Here is a set of records. Copy them all exactly.
Task input Block Start
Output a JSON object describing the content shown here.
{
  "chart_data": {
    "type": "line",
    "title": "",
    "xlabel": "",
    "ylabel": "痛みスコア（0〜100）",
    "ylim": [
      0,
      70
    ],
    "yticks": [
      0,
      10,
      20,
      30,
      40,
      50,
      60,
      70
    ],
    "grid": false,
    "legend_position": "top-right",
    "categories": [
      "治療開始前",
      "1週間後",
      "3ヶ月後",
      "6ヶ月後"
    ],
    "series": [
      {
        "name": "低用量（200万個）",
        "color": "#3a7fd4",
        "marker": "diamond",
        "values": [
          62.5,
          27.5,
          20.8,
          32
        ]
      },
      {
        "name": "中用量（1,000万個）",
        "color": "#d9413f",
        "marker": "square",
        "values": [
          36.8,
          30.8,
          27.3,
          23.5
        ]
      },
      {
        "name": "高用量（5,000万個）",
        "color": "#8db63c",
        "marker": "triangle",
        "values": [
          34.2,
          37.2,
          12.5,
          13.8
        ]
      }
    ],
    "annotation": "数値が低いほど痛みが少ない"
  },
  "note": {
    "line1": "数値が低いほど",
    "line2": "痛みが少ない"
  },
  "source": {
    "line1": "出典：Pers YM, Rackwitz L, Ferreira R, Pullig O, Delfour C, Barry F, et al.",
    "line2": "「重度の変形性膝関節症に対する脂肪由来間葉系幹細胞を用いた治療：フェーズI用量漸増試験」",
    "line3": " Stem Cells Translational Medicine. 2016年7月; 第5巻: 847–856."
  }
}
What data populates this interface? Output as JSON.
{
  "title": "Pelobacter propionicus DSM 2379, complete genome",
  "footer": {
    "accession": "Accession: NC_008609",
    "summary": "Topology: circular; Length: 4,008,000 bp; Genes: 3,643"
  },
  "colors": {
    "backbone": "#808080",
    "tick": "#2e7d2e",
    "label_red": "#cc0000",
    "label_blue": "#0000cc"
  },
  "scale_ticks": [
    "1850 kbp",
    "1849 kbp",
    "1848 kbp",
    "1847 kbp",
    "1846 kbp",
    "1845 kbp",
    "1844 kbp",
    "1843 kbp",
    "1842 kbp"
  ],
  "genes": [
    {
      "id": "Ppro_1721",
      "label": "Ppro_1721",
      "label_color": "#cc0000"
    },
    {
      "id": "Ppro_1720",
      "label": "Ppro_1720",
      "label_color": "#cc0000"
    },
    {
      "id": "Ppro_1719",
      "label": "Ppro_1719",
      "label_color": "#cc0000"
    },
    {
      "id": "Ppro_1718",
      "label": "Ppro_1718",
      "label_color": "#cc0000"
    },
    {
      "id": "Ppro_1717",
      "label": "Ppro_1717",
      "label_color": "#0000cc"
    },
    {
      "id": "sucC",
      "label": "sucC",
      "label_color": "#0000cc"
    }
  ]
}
Task input Block End
*Exercise output:*
Output a JSON object describing the content shown here.
{
  "chart_data": {
    "type": "line",
    "title": "",
    "xlabel": "",
    "ylabel": "痛みスコア（0〜100）",
    "ylim": [
      0,
      70
    ],
    "yticks": [
      0,
      10,
      20,
      30,
      40,
      50,
      60,
      70
    ],
    "grid": false,
    "legend_position": "top-right",
    "categories": [
      "治療開始前",
      "1週間後",
      "3ヶ月後",
      "6ヶ月後"
    ],
    "series": [
      {
        "name": "低用量（200万個）",
        "color": "#3a7fd4",
        "marker": "diamond",
        "values": [
          62.5,
          27.5,
          20.8,
          32
        ]
      },
      {
        "name": "中用量（1,000万個）",
        "color": "#d9413f",
        "marker": "square",
        "values": [
          36.8,
          30.8,
          27.3,
          23.5
        ]
      },
      {
        "name": "高用量（5,000万個）",
        "color": "#8db63c",
        "marker": "triangle",
        "values": [
          34.2,
          37.2,
          12.5,
          13.8
        ]
      }
    ],
    "annotation": "数値が低いほど痛みが少ない"
  },
  "note": {
    "line1": "数値が低いほど",
    "line2": "痛みが少ない"
  },
  "source": {
    "line1": "出典：Pers YM, Rackwitz L, Ferreira R, Pullig O, Delfour C, Barry F, et al.",
    "line2": "「重度の変形性膝関節症に対する脂肪由来間葉系幹細胞を用いた治療：フェーズI用量漸増試験」",
    "line3": " Stem Cells Translational Medicine. 2016年7月; 第5巻: 847–856."
  }
}
What data populates this interface? Output as JSON.
{
  "title": "Pelobacter propionicus DSM 2379, complete genome",
  "footer": {
    "accession": "Accession: NC_008609",
    "summary": "Topology: circular; Length: 4,008,000 bp; Genes: 3,643"
  },
  "colors": {
    "backbone": "#808080",
    "tick": "#2e7d2e",
    "label_red": "#cc0000",
    "label_blue": "#0000cc"
  },
  "scale_ticks": [
    "1850 kbp",
    "1849 kbp",
    "1848 kbp",
    "1847 kbp",
    "1846 kbp",
    "1845 kbp",
    "1844 kbp",
    "1843 kbp",
    "1842 kbp"
  ],
  "genes": [
    {
      "id": "Ppro_1721",
      "label": "Ppro_1721",
      "label_color": "#cc0000"
    },
    {
      "id": "Ppro_1720",
      "label": "Ppro_1720",
      "label_color": "#cc0000"
    },
    {
      "id": "Ppro_1719",
      "label": "Ppro_1719",
      "label_color": "#cc0000"
    },
    {
      "id": "Ppro_1718",
      "label": "Ppro_1718",
      "label_color": "#cc0000"
    },
    {
      "id": "Ppro_1717",
      "label": "Ppro_1717",
      "label_color": "#0000cc"
    },
    {
      "id": "sucC",
      "label": "sucC",
      "label_color": "#0000cc"
    }
  ]
}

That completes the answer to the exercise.